THE EXERCISE: Find each line containing the string "antaa" and return it.

RECORDS SHOWN:
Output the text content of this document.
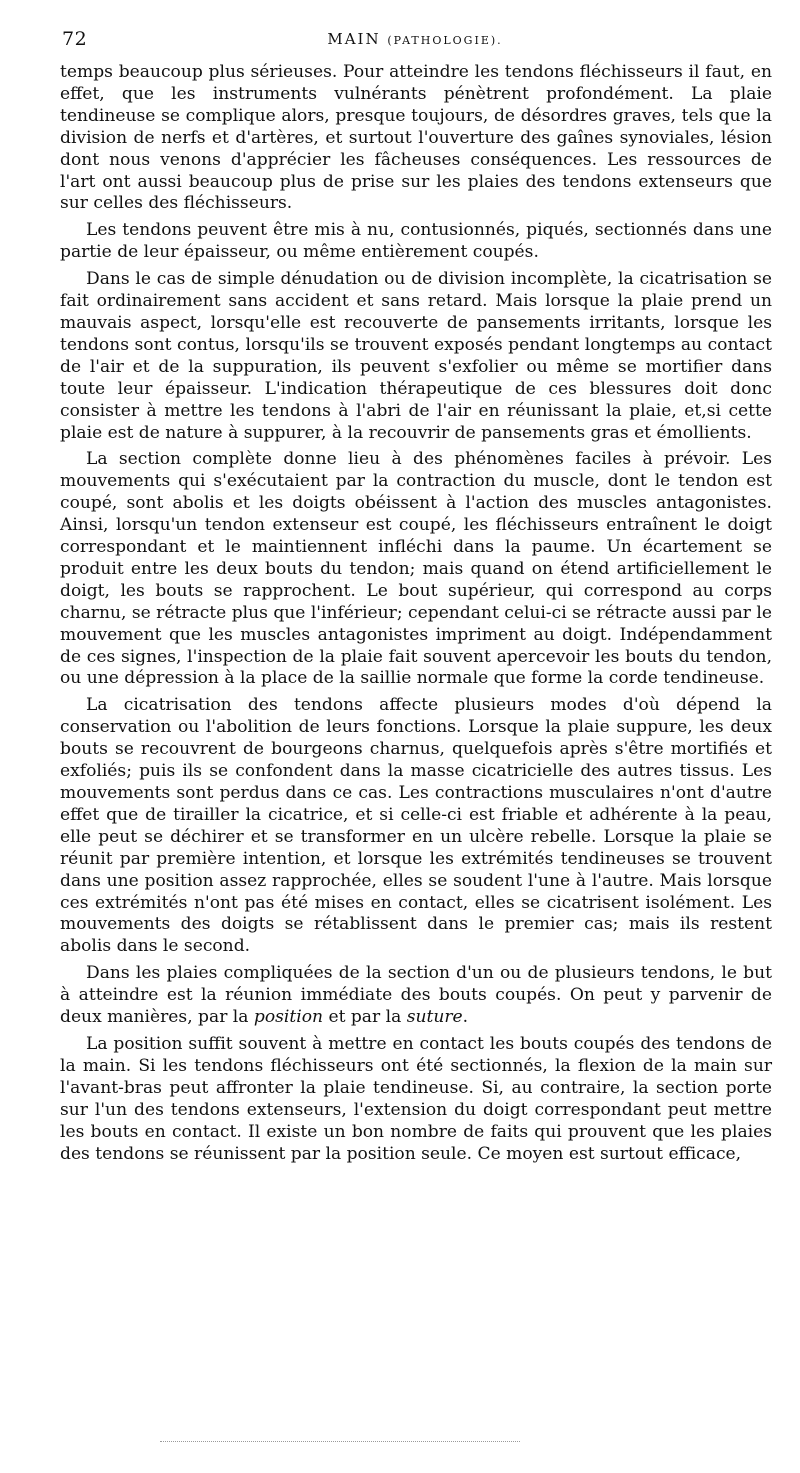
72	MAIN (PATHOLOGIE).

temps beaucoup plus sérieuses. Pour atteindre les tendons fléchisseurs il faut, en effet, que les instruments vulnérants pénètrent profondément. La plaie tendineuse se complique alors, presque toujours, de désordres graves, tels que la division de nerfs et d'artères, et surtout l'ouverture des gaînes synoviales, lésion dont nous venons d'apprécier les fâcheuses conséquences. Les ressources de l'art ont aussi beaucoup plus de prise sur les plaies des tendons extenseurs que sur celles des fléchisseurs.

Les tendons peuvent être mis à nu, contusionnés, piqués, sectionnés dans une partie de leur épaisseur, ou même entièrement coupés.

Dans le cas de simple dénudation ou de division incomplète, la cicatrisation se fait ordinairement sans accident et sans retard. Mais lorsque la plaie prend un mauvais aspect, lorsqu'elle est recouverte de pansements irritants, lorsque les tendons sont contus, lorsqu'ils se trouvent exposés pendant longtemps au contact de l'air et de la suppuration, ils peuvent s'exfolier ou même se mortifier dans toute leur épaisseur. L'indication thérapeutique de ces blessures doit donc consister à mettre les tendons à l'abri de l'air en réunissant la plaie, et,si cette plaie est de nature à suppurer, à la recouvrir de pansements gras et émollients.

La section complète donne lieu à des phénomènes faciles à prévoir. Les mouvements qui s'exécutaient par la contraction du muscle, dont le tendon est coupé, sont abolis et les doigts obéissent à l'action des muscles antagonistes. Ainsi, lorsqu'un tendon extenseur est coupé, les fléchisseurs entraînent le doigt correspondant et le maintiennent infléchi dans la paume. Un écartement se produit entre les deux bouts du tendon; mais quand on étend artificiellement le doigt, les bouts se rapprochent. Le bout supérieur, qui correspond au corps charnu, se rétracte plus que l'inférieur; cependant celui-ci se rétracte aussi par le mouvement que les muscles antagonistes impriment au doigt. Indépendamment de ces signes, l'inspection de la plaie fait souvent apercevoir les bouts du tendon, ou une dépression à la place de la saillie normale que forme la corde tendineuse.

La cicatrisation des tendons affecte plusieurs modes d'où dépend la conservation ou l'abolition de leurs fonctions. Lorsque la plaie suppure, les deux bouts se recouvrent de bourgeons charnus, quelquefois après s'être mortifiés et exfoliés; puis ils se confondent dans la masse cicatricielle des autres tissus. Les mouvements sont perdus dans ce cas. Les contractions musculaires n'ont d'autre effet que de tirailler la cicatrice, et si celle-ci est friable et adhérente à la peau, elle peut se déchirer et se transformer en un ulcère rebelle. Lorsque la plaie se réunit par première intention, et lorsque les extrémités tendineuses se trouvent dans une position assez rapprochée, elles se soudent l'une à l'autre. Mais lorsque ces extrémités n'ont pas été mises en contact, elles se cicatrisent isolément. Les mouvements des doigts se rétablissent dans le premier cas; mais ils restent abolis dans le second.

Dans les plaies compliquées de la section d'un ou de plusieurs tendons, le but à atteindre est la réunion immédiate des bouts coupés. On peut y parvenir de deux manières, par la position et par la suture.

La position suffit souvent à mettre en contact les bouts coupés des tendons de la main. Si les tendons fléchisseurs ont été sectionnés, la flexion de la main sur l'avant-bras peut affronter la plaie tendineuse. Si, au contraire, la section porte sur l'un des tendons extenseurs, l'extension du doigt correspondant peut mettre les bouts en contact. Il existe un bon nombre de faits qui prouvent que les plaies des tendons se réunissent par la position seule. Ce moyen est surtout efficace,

==

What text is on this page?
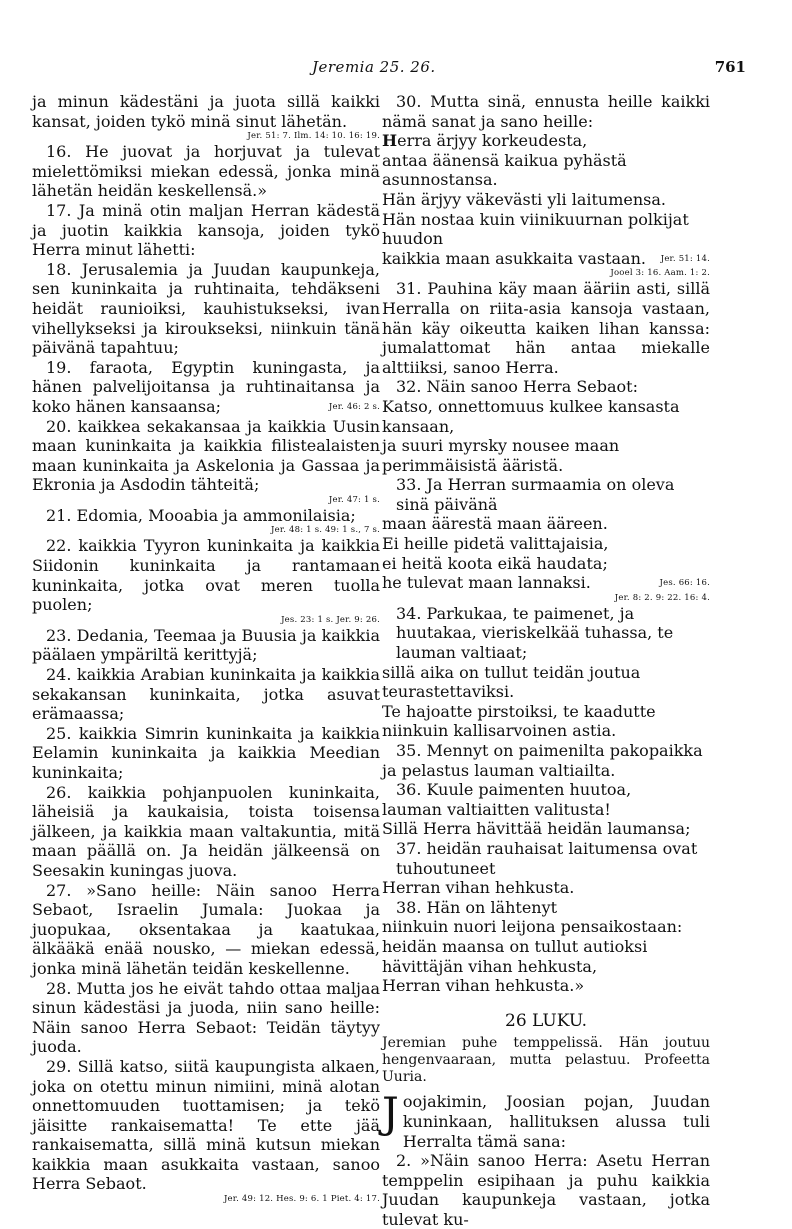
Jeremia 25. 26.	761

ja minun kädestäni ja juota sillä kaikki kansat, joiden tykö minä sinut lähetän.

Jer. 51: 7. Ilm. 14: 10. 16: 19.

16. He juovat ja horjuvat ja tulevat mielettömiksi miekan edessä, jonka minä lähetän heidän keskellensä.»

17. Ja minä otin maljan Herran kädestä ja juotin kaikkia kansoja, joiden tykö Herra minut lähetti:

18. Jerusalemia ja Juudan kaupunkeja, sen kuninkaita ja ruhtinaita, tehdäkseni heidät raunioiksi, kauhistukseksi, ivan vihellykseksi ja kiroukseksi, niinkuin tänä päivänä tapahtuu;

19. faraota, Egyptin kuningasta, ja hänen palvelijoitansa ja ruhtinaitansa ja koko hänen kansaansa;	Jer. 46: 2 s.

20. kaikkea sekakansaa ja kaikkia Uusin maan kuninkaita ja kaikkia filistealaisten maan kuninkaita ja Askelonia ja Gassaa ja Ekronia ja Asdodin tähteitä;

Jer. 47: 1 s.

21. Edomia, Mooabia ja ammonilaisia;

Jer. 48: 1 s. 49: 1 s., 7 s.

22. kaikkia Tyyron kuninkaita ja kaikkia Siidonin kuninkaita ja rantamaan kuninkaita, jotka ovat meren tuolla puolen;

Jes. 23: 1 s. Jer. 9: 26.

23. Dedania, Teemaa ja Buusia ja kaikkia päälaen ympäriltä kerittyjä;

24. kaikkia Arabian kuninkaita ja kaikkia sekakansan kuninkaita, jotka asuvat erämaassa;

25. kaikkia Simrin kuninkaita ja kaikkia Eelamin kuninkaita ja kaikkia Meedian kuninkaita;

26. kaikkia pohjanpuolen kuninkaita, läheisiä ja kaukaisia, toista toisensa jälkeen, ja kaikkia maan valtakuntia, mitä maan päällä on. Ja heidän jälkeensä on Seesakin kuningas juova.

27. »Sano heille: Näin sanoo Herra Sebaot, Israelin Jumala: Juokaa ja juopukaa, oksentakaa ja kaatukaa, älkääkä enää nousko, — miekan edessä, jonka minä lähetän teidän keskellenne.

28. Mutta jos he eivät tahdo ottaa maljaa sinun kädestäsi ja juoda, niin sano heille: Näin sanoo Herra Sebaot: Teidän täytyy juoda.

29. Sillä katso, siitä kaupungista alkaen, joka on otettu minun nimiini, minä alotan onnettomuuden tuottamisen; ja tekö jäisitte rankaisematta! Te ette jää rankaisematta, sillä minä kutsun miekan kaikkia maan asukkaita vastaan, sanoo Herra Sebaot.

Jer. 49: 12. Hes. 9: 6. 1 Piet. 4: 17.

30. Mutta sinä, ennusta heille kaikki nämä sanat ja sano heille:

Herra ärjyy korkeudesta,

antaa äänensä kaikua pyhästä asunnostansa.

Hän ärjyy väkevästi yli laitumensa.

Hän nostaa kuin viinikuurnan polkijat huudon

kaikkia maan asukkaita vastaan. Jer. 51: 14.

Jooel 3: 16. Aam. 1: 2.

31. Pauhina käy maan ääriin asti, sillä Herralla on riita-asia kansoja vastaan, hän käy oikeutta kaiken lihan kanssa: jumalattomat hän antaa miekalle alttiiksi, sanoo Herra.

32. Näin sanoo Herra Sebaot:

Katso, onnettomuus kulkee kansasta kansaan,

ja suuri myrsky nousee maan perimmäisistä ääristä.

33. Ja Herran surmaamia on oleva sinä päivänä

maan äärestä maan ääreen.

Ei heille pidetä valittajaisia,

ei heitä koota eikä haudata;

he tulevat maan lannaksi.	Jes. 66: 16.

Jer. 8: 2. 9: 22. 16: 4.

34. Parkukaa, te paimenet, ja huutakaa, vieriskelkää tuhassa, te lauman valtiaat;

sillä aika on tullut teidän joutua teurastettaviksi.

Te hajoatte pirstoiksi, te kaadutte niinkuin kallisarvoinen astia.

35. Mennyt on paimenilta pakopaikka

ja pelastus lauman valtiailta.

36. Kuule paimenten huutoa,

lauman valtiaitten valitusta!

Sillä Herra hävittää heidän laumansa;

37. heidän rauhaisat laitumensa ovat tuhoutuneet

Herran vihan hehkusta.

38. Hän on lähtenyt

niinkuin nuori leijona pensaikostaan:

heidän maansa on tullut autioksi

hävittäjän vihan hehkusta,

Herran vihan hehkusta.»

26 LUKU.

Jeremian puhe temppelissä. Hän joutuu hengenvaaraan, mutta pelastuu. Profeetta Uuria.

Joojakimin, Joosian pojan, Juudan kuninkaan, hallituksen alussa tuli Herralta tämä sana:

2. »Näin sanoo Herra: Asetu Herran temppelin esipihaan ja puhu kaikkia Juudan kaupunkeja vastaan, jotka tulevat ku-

ANSWER IN FULL:
antaa äänensä kaikua pyhästä asunnostansa.
31. Pauhina käy maan ääriin asti, sillä Herralla on riita-asia kansoja vastaan, hän käy oikeutta kaiken lihan kanssa: jumalattomat hän antaa miekalle alttiiksi, sanoo Herra.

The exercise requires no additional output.